→ **Work required**
For each line that holds "Vertex", copy the line out.

"""

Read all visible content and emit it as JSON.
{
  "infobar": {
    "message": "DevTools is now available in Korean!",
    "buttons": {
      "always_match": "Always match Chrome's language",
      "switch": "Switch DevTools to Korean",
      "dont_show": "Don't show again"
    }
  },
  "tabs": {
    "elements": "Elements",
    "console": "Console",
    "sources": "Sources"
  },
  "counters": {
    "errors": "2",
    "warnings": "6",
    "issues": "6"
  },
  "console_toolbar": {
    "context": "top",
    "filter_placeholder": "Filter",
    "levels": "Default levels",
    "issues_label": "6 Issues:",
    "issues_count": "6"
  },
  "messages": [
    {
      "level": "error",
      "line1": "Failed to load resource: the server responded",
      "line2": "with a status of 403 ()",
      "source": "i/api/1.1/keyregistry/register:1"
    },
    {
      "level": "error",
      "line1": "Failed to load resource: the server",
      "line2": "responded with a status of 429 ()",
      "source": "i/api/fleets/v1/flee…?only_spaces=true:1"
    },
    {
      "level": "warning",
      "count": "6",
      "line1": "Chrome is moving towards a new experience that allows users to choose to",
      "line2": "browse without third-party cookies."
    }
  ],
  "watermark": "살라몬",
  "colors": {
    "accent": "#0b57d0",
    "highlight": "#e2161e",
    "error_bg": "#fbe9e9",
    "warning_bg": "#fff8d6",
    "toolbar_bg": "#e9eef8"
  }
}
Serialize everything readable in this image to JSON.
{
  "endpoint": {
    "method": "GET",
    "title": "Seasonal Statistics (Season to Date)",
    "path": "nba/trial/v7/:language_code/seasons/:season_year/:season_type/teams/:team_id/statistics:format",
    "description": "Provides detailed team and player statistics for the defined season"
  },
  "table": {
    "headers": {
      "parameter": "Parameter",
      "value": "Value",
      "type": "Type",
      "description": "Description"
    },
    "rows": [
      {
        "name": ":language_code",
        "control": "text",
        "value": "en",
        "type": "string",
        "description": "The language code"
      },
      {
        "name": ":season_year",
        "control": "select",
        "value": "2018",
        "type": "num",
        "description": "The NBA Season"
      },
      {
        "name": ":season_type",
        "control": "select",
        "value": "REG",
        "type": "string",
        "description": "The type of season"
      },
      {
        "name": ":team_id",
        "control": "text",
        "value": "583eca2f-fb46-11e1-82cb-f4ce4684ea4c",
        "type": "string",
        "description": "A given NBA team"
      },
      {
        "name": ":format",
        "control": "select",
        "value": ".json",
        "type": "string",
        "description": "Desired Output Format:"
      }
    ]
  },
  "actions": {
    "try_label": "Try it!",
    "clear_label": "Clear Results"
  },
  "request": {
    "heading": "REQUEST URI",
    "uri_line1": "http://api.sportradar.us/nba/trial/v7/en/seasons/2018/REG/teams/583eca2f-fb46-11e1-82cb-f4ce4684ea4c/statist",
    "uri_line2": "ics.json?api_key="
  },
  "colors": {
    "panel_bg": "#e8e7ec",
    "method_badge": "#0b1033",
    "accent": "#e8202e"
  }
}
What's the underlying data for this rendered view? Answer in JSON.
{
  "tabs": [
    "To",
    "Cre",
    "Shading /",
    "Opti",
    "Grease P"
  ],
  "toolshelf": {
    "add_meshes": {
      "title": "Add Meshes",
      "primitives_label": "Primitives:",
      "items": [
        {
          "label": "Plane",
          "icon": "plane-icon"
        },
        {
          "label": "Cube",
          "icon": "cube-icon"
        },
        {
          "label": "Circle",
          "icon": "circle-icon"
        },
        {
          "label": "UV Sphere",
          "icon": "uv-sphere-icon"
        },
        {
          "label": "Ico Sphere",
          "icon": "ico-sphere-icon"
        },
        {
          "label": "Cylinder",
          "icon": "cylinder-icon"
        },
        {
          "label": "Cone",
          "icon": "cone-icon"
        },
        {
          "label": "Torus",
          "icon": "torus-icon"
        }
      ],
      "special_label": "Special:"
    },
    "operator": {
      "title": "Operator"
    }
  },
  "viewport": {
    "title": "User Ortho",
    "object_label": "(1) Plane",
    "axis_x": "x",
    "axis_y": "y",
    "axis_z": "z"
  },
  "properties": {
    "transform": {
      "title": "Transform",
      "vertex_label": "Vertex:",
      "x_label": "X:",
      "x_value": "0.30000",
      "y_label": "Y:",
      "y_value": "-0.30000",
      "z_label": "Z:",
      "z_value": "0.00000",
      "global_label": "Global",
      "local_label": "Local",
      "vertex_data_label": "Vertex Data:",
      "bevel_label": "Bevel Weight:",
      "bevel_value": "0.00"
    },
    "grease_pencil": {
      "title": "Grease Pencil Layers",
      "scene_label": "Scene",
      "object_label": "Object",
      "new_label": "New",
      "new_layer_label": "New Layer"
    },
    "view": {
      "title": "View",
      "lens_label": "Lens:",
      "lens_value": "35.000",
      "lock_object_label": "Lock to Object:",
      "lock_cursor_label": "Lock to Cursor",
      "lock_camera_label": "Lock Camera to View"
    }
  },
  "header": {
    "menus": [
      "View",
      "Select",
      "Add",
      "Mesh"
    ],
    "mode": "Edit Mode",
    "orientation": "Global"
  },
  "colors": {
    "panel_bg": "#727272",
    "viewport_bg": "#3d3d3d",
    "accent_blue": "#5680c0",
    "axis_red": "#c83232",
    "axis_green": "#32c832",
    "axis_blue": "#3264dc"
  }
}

"""

→ **Expected output**
      "vertex_label": "Vertex:",
      "vertex_data_label": "Vertex Data:",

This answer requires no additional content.